[EXERCISE DIRECTIONS]:
Every line that includes the word "podmínky" is to be listed.

:: DATA RECORDS

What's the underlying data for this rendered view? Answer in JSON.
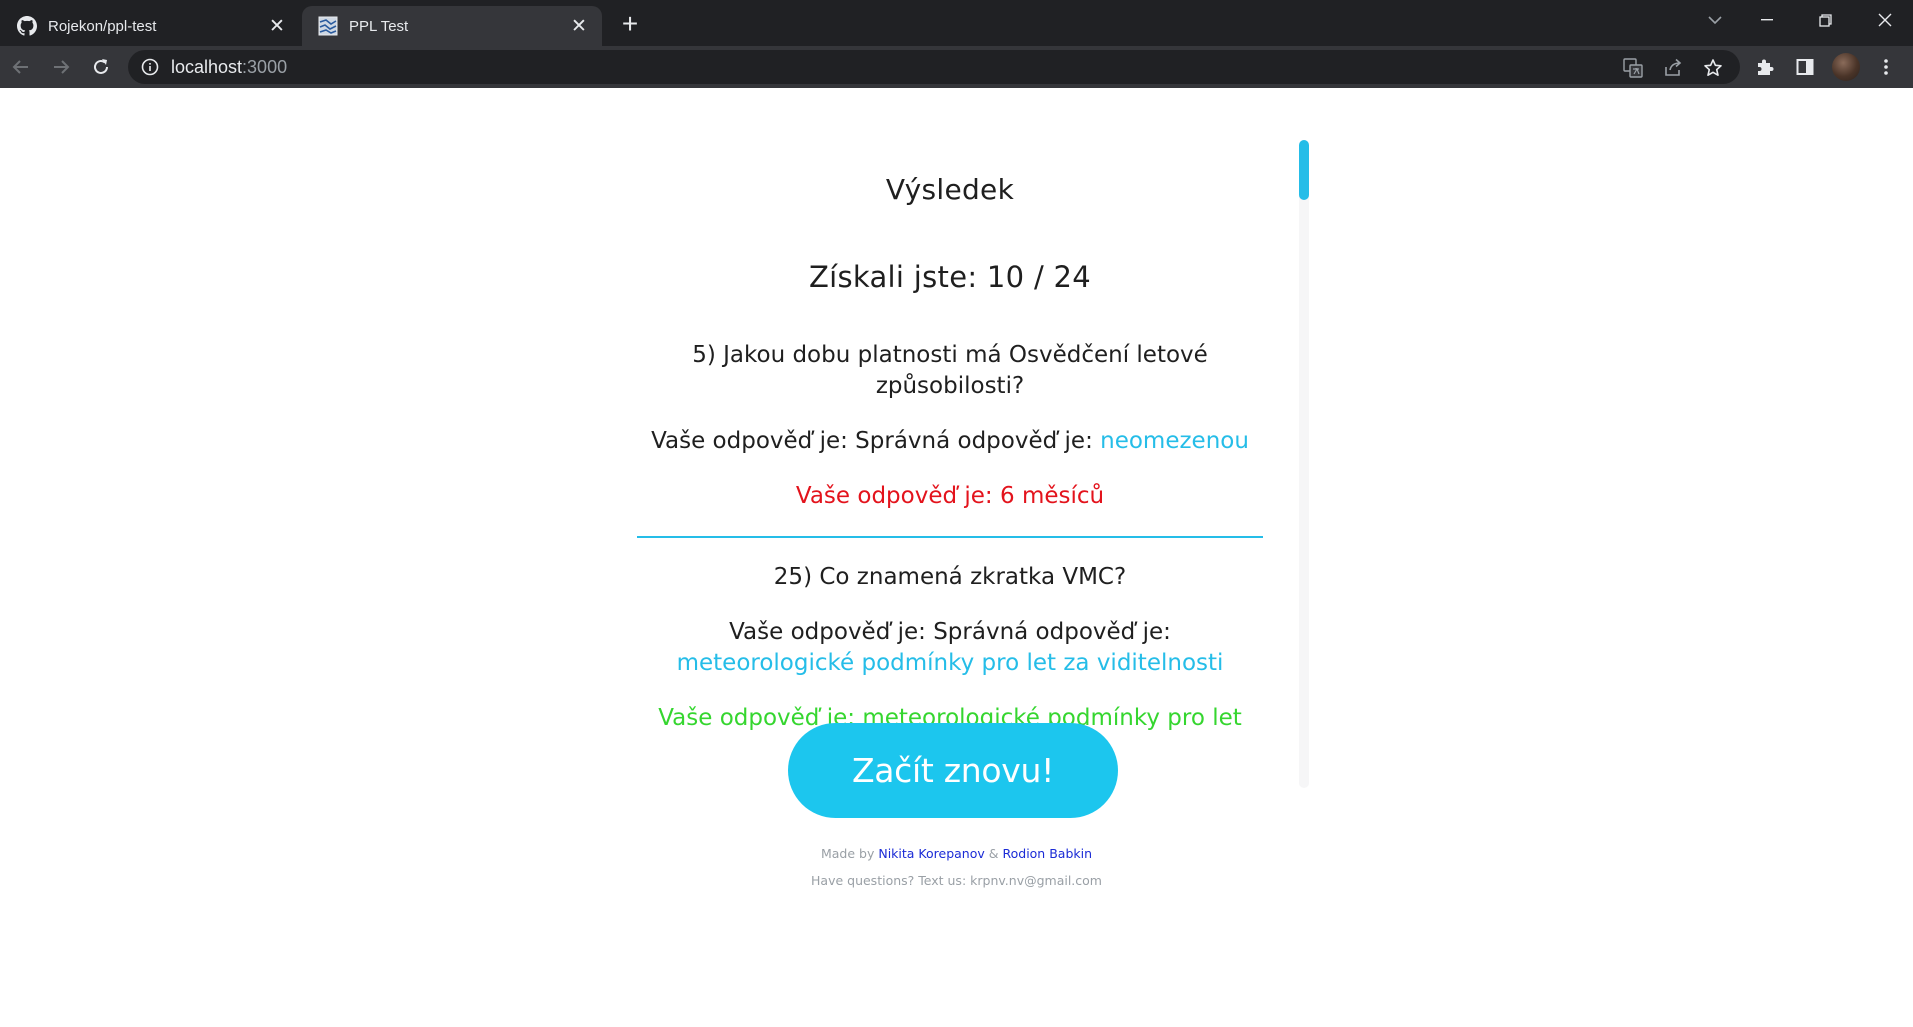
{
  "browser": {
    "tabs": [
      {
        "title": "Rojekon/ppl-test",
        "icon": "github-icon",
        "active": false
      },
      {
        "title": "PPL Test",
        "icon": "site-favicon",
        "active": true
      }
    ],
    "url_host": "localhost",
    "url_port": ":3000"
  },
  "result": {
    "title": "Výsledek",
    "score": "Získali jste: 10 / 24",
    "questions": [
      {
        "question": "5) Jakou dobu platnosti má Osvědčení letové způsobilosti?",
        "answer_prefix": "Vaše odpověď je: Správná odpověď je: ",
        "correct_answer": "neomezenou",
        "user_answer": "Vaše odpověď je: 6 měsíců",
        "is_correct": false
      },
      {
        "question": "25) Co znamená zkratka VMC?",
        "answer_prefix": "Vaše odpověď je: Správná odpověď je: ",
        "correct_answer": "meteorologické podmínky pro let za viditelnosti",
        "user_answer": "Vaše odpověď je: meteorologické podmínky pro let za viditelnosti",
        "is_correct": true
      }
    ],
    "restart_label": "Začít znovu!"
  },
  "footer": {
    "made_by": "Made by",
    "author1": "Nikita Korepanov",
    "amp": "&",
    "author2": "Rodion Babkin",
    "contact": "Have questions? Text us: krpnv.nv@gmail.com"
  },
  "colors": {
    "accent": "#1cc6ee",
    "correct_text": "#35d62f",
    "wrong_text": "#e3131c",
    "link": "#1b2bd6"
  }
}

::::

[RESPONSE FOR THIS EXERCISE]:
        "correct_answer": "meteorologické podmínky pro let za viditelnosti",
        "user_answer": "Vaše odpověď je: meteorologické podmínky pro let za viditelnosti",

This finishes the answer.